--- START ---

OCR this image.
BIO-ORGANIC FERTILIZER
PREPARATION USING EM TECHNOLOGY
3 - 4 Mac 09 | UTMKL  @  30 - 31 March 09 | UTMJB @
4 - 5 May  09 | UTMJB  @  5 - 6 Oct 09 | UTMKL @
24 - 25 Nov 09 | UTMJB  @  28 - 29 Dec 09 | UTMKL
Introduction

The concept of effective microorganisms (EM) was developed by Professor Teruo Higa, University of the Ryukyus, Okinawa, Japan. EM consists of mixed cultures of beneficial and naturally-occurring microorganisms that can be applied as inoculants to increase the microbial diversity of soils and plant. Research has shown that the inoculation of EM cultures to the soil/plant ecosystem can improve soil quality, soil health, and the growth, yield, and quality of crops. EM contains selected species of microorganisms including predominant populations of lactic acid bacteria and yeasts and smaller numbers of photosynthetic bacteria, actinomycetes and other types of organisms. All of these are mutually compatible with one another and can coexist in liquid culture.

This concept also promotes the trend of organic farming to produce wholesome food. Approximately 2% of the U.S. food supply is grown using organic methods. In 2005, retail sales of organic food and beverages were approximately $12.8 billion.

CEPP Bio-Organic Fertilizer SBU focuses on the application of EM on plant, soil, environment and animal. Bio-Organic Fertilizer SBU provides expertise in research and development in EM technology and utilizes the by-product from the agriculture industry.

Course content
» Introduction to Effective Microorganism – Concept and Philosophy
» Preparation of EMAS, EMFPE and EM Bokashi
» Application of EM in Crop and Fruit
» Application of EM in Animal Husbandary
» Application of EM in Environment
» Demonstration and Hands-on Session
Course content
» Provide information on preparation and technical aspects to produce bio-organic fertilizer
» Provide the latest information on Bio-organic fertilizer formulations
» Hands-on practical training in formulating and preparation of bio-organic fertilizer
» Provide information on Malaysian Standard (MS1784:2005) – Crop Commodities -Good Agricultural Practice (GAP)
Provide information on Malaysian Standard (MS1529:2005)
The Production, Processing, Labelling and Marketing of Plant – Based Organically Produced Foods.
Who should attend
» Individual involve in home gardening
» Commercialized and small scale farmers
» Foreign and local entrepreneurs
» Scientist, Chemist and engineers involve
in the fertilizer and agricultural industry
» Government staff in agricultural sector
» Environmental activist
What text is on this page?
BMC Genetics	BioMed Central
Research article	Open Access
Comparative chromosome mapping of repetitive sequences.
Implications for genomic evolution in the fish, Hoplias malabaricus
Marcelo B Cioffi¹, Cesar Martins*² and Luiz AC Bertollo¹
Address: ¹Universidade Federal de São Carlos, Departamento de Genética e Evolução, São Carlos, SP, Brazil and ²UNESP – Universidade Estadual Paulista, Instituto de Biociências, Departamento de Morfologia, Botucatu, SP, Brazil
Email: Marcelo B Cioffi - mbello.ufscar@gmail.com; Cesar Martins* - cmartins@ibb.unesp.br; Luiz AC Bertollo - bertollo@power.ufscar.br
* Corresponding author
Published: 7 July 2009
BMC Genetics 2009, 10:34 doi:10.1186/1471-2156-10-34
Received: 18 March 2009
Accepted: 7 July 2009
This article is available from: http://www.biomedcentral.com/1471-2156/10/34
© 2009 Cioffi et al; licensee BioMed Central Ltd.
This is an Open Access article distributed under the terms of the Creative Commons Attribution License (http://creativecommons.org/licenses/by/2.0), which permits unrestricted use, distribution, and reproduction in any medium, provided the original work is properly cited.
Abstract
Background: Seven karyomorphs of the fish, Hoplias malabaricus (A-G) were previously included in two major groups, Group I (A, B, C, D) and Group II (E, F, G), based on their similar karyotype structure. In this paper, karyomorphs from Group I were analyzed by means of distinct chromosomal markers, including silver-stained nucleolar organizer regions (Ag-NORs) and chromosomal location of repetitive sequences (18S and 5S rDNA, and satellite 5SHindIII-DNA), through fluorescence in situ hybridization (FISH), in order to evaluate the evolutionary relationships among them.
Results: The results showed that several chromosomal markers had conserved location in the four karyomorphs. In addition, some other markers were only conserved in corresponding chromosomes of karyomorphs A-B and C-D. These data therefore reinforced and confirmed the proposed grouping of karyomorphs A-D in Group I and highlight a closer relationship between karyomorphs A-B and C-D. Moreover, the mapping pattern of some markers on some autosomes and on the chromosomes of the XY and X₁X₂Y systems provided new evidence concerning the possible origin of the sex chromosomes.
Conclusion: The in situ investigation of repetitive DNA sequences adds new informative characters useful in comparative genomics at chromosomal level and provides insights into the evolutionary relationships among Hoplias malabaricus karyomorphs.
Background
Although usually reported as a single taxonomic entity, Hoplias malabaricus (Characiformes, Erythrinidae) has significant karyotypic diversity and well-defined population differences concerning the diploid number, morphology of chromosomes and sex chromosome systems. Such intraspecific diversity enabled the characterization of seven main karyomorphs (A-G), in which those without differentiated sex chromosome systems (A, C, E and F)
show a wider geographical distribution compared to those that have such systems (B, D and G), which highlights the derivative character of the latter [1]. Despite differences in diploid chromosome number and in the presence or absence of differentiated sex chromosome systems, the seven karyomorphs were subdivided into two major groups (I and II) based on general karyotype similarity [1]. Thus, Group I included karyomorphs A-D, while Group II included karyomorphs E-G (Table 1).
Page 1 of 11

--- END ---

### Instructions to follow
Print out the whole of the material above exactly as it stands.

### Result of the exercise
OCR this image.
BIO-ORGANIC FERTILIZER
PREPARATION USING EM TECHNOLOGY
3 - 4 Mac 09 | UTMKL  @  30 - 31 March 09 | UTMJB @
4 - 5 May  09 | UTMJB  @  5 - 6 Oct 09 | UTMKL @
24 - 25 Nov 09 | UTMJB  @  28 - 29 Dec 09 | UTMKL
Introduction

The concept of effective microorganisms (EM) was developed by Professor Teruo Higa, University of the Ryukyus, Okinawa, Japan. EM consists of mixed cultures of beneficial and naturally-occurring microorganisms that can be applied as inoculants to increase the microbial diversity of soils and plant. Research has shown that the inoculation of EM cultures to the soil/plant ecosystem can improve soil quality, soil health, and the growth, yield, and quality of crops. EM contains selected species of microorganisms including predominant populations of lactic acid bacteria and yeasts and smaller numbers of photosynthetic bacteria, actinomycetes and other types of organisms. All of these are mutually compatible with one another and can coexist in liquid culture.

This concept also promotes the trend of organic farming to produce wholesome food. Approximately 2% of the U.S. food supply is grown using organic methods. In 2005, retail sales of organic food and beverages were approximately $12.8 billion.

CEPP Bio-Organic Fertilizer SBU focuses on the application of EM on plant, soil, environment and animal. Bio-Organic Fertilizer SBU provides expertise in research and development in EM technology and utilizes the by-product from the agriculture industry.

Course content
» Introduction to Effective Microorganism – Concept and Philosophy
» Preparation of EMAS, EMFPE and EM Bokashi
» Application of EM in Crop and Fruit
» Application of EM in Animal Husbandary
» Application of EM in Environment
» Demonstration and Hands-on Session
Course content
» Provide information on preparation and technical aspects to produce bio-organic fertilizer
» Provide the latest information on Bio-organic fertilizer formulations
» Hands-on practical training in formulating and preparation of bio-organic fertilizer
» Provide information on Malaysian Standard (MS1784:2005) – Crop Commodities -Good Agricultural Practice (GAP)
Provide information on Malaysian Standard (MS1529:2005)
The Production, Processing, Labelling and Marketing of Plant – Based Organically Produced Foods.
Who should attend
» Individual involve in home gardening
» Commercialized and small scale farmers
» Foreign and local entrepreneurs
» Scientist, Chemist and engineers involve
in the fertilizer and agricultural industry
» Government staff in agricultural sector
» Environmental activist
What text is on this page?
BMC Genetics	BioMed Central
Research article	Open Access
Comparative chromosome mapping of repetitive sequences.
Implications for genomic evolution in the fish, Hoplias malabaricus
Marcelo B Cioffi¹, Cesar Martins*² and Luiz AC Bertollo¹
Address: ¹Universidade Federal de São Carlos, Departamento de Genética e Evolução, São Carlos, SP, Brazil and ²UNESP – Universidade Estadual Paulista, Instituto de Biociências, Departamento de Morfologia, Botucatu, SP, Brazil
Email: Marcelo B Cioffi - mbello.ufscar@gmail.com; Cesar Martins* - cmartins@ibb.unesp.br; Luiz AC Bertollo - bertollo@power.ufscar.br
* Corresponding author
Published: 7 July 2009
BMC Genetics 2009, 10:34 doi:10.1186/1471-2156-10-34
Received: 18 March 2009
Accepted: 7 July 2009
This article is available from: http://www.biomedcentral.com/1471-2156/10/34
© 2009 Cioffi et al; licensee BioMed Central Ltd.
This is an Open Access article distributed under the terms of the Creative Commons Attribution License (http://creativecommons.org/licenses/by/2.0), which permits unrestricted use, distribution, and reproduction in any medium, provided the original work is properly cited.
Abstract
Background: Seven karyomorphs of the fish, Hoplias malabaricus (A-G) were previously included in two major groups, Group I (A, B, C, D) and Group II (E, F, G), based on their similar karyotype structure. In this paper, karyomorphs from Group I were analyzed by means of distinct chromosomal markers, including silver-stained nucleolar organizer regions (Ag-NORs) and chromosomal location of repetitive sequences (18S and 5S rDNA, and satellite 5SHindIII-DNA), through fluorescence in situ hybridization (FISH), in order to evaluate the evolutionary relationships among them.
Results: The results showed that several chromosomal markers had conserved location in the four karyomorphs. In addition, some other markers were only conserved in corresponding chromosomes of karyomorphs A-B and C-D. These data therefore reinforced and confirmed the proposed grouping of karyomorphs A-D in Group I and highlight a closer relationship between karyomorphs A-B and C-D. Moreover, the mapping pattern of some markers on some autosomes and on the chromosomes of the XY and X₁X₂Y systems provided new evidence concerning the possible origin of the sex chromosomes.
Conclusion: The in situ investigation of repetitive DNA sequences adds new informative characters useful in comparative genomics at chromosomal level and provides insights into the evolutionary relationships among Hoplias malabaricus karyomorphs.
Background
Although usually reported as a single taxonomic entity, Hoplias malabaricus (Characiformes, Erythrinidae) has significant karyotypic diversity and well-defined population differences concerning the diploid number, morphology of chromosomes and sex chromosome systems. Such intraspecific diversity enabled the characterization of seven main karyomorphs (A-G), in which those without differentiated sex chromosome systems (A, C, E and F)
show a wider geographical distribution compared to those that have such systems (B, D and G), which highlights the derivative character of the latter [1]. Despite differences in diploid chromosome number and in the presence or absence of differentiated sex chromosome systems, the seven karyomorphs were subdivided into two major groups (I and II) based on general karyotype similarity [1]. Thus, Group I included karyomorphs A-D, while Group II included karyomorphs E-G (Table 1).
Page 1 of 11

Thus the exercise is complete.